Which lines have the string "this"? Copy all of them from the entries below.
# Supplied material start
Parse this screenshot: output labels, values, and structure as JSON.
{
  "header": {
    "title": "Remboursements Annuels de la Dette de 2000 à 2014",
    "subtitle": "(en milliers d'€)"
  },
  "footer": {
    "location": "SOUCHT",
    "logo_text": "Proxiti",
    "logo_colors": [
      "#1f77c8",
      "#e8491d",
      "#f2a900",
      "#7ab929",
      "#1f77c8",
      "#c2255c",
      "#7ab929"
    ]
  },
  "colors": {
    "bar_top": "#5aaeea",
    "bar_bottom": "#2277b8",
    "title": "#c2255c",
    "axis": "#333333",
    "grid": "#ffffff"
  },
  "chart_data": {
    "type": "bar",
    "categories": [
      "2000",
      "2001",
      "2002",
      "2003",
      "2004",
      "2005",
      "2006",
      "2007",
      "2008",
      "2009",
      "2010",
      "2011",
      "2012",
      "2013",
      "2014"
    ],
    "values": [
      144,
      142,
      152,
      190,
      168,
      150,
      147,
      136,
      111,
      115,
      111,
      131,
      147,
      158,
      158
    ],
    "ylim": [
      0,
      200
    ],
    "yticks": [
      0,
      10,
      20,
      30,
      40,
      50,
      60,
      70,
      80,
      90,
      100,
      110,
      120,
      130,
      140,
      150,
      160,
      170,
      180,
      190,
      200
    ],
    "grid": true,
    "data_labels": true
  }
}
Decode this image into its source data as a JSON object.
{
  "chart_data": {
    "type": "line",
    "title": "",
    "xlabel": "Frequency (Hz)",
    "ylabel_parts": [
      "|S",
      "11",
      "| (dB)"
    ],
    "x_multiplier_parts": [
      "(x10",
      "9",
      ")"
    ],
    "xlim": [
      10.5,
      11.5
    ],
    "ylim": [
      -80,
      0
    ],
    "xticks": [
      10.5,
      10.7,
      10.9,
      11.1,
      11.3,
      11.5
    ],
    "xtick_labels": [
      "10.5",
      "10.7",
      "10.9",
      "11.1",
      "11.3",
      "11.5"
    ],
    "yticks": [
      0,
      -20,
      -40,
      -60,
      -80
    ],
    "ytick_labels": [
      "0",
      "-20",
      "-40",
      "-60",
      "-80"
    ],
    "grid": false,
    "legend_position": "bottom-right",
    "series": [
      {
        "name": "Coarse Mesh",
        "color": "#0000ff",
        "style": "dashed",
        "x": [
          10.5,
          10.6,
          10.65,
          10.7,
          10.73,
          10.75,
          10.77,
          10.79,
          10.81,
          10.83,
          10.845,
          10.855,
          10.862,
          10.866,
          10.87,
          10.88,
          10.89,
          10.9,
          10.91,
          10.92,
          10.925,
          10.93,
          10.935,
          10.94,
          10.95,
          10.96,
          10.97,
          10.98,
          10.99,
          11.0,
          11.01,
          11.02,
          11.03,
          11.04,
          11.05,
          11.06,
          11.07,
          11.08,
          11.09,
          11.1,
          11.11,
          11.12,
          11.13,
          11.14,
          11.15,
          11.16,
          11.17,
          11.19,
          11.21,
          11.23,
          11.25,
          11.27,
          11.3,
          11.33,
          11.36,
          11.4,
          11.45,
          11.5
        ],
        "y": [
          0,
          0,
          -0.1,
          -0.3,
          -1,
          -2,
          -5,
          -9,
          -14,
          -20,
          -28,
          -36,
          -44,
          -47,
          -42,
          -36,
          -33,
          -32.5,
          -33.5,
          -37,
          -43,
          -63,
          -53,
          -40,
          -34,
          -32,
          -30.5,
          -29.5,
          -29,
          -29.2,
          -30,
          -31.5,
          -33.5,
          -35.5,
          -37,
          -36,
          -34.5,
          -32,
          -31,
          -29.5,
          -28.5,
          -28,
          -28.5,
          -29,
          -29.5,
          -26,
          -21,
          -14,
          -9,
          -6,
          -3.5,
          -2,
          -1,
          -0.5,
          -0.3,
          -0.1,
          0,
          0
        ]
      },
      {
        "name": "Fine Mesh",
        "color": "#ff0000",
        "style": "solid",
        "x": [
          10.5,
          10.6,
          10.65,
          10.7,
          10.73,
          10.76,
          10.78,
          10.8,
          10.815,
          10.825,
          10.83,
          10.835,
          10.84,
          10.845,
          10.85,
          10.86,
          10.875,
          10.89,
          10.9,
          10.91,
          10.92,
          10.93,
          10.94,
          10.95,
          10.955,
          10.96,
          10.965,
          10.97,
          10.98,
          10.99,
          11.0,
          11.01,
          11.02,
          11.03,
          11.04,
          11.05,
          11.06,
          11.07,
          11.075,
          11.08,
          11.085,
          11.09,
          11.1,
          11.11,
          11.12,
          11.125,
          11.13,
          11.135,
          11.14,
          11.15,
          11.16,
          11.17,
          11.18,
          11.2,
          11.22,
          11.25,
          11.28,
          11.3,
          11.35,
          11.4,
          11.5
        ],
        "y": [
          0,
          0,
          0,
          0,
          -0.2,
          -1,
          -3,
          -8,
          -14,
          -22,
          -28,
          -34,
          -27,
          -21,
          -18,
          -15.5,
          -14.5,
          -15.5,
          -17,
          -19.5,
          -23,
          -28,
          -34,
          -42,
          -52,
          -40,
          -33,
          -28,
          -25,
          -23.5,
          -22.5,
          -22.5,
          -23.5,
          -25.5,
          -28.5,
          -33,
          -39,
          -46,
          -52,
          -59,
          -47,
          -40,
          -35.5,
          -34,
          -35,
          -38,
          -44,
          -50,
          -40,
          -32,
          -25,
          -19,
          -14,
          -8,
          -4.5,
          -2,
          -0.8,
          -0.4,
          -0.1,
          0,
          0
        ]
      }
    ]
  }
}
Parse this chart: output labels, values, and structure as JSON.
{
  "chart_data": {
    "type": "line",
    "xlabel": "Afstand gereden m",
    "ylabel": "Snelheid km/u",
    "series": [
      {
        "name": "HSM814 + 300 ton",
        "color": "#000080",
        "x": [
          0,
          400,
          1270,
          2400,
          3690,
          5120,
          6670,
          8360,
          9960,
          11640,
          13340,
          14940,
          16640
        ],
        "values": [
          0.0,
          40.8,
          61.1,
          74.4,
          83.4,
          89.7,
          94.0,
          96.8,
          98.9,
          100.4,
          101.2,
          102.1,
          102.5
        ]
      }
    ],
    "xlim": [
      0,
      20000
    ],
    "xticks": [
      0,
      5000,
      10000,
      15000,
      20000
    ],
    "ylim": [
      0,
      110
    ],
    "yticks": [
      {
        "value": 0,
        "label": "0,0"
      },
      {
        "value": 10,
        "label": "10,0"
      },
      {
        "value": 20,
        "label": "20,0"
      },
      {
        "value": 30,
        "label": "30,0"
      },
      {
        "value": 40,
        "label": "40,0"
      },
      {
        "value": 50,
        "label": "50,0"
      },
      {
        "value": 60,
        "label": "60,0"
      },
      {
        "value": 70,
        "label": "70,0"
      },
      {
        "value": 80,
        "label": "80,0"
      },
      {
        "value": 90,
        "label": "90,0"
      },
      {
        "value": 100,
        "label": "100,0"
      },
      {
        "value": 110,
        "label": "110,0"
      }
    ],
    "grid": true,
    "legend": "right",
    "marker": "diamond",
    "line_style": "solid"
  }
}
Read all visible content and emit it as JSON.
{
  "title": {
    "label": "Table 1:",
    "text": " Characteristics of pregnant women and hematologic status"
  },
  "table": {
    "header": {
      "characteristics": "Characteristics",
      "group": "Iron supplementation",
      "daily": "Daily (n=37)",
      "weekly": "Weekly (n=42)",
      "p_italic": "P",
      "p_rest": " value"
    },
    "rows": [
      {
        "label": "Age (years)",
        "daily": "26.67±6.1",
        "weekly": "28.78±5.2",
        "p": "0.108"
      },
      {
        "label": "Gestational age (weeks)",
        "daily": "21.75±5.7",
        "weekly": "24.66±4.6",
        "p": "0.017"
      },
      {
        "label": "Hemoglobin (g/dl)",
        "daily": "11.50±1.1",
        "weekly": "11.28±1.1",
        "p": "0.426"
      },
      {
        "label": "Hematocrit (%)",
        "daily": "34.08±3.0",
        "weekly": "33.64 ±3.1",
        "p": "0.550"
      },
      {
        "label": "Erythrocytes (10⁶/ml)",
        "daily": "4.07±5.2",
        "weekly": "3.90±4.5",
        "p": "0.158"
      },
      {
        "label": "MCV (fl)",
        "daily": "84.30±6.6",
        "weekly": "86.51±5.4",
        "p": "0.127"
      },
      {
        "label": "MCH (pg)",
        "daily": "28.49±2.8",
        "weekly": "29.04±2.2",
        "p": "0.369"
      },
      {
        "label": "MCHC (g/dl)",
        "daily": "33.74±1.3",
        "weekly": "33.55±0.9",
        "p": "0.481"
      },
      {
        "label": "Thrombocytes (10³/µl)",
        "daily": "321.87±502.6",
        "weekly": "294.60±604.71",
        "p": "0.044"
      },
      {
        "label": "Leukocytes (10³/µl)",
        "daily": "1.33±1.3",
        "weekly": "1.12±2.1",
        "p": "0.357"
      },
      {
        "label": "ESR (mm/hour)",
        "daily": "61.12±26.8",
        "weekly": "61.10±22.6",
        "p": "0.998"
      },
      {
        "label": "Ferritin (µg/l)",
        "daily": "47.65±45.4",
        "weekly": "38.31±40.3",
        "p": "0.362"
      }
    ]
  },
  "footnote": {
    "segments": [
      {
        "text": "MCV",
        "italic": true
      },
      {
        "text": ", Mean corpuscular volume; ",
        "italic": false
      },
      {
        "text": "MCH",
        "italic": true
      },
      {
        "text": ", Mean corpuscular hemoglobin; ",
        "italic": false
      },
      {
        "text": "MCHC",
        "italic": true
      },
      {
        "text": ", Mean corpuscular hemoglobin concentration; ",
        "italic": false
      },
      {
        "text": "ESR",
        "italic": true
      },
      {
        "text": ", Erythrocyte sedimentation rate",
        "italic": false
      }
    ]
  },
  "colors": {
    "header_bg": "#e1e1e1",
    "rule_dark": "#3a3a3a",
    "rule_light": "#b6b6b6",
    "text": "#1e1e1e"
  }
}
# Supplied material end
■ The completed task:
Parse this screenshot: output labels, values, and structure as JSON.
Decode this image into its source data as a JSON object.
Parse this chart: output labels, values, and structure as JSON.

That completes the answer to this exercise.